# EXERCISE TASKS
1 > Retype the passage of the Timecrimes article that opens with the words containing "The scientist explains" and closes with "The woman escapes.".
2 > In the Timecrimes article, what is the name of Héctor's wife?

- Promotional release poster
- Spanish: Los Cronocrímenes
- Directed by: Nacho Vigalondo
- Written by: Nacho Vigalondo
- Produced by: Eduardo Carneros; Javier Ibarretxe; Esteban Ibarretxe;
- Starring: Karra Elejalde; Nacho Vigalondo; Candela Fernández; Bárbara Goenaga;
- Cinematography: Flavio Martínez Labiano
- Edited by: Jose Luis Romeu
- Music by: Eugenio Mira
- Distributed by: Karbo Vantas Entertainment
- Release dates: 20 September 2007 (Fantastic Fest); 27 June 2008 (Spain);
- Running time: 92 minutes
- Country: Spain
- Language: Spanish
- Budget: $2.6 million
- Box office: $564,474

= Timecrimes =

2007 film by Nacho Vigalondo

Timecrimes (Los cronocrímenes) is a 2007 Spanish science-fiction thriller film written by, directed by, and featuring Nacho Vigalondo. The film stars Karra Elejalde as Héctor, a man who unwittingly becomes part of a causal loop and must stop his other selves from continuing to exist.

==Plot==
In the Spanish countryside, a middle-aged man named Héctor and his wife Clara live in a home that they are renovating. Héctor scans the forest behind their house with binoculars and sees a young woman take off her T-shirt, exposing her breasts. When his wife goes shopping, he investigates and finds the woman on the ground, naked and unconscious. He is stabbed in the arm by a mysterious man with bloody bandages on his face. Fleeing and breaking into a mysterious nearby building, Héctor contacts a scientist by walkie-talkie, who warns him of the bandaged man and guides him to his location, promising safety. With the bandaged man just outside, the scientist convinces Héctor to hide inside a large mechanical device. When Héctor leaves the machine, he discovers that he has traveled approximately an hour back in time.

The scientist explains that the machine is an experimental time machine and refers to Héctor as "Héctor 2". The scientist tells Héctor 2 that they need to stay where they are and let events unfold. Despite the scientist's warning, Héctor 2 drives off in a car, passing a cyclist, who he recognizes as the woman Héctor 1 saw in the forest. Héctor 2 chases the woman, only to be run off the road by a van, cutting his head, which he wraps using the bandage from his arm wound. He then realizes the bandaged man from before is himself. The woman approaches to see if he is all right. Héctor 2 replicates events by making the woman undress in view of Héctor 1. When she runs away, Héctor 2 catches her, inadvertently knocking her out. Héctor 2 lays her out naked on the ground and then stabs Hector 1 in the arm when he arrives. The woman escapes.

# SOURCE MATERIAL
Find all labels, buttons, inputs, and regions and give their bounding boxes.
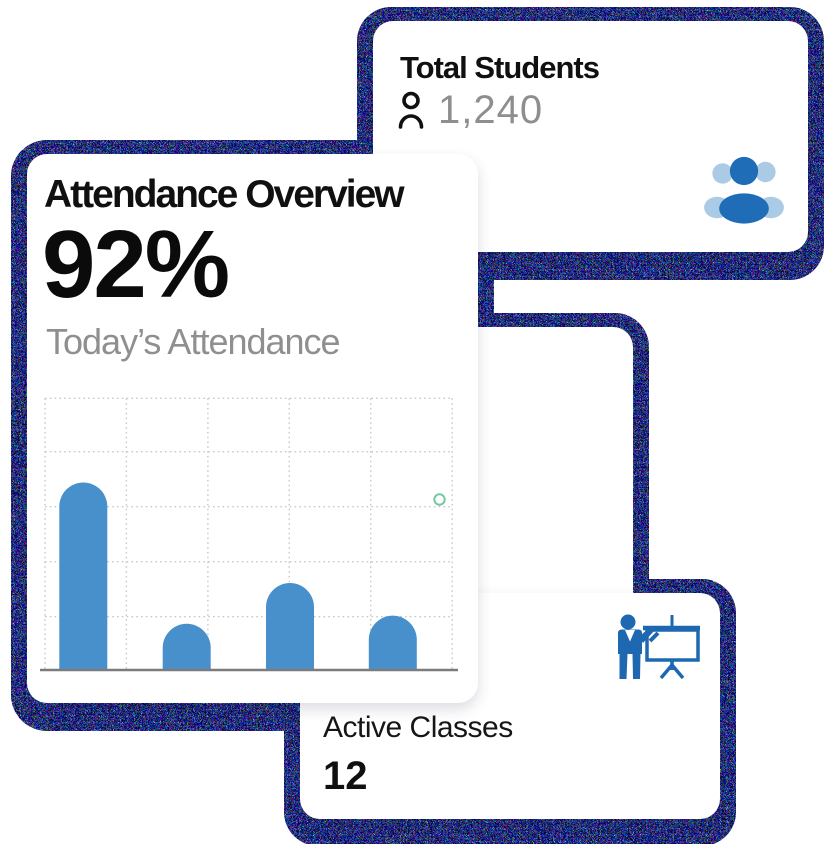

# ANSWERS FOR THIS EXERCISE
1 >
The scientist explains that the machine is an experimental time machine and refers to Héctor as "Héctor 2". The scientist tells Héctor 2 that they need to stay where they are and let events unfold. Despite the scientist's warning, Héctor 2 drives off in a car, passing a cyclist, who he recognizes as the woman Héctor 1 saw in the forest. Héctor 2 chases the woman, only to be run off the road by a van, cutting his head, which he wraps using the bandage from his arm wound. He then realizes the bandaged man from before is himself. The woman approaches to see if he is all right. Héctor 2 replicates events by making the woman undress in view of Héctor 1. When she runs away, Héctor 2 catches her, inadvertently knocking her out. Héctor 2 lays her out naked on the ground and then stabs Hector 1 in the arm when he arrives. The woman escapes.

2 > Clara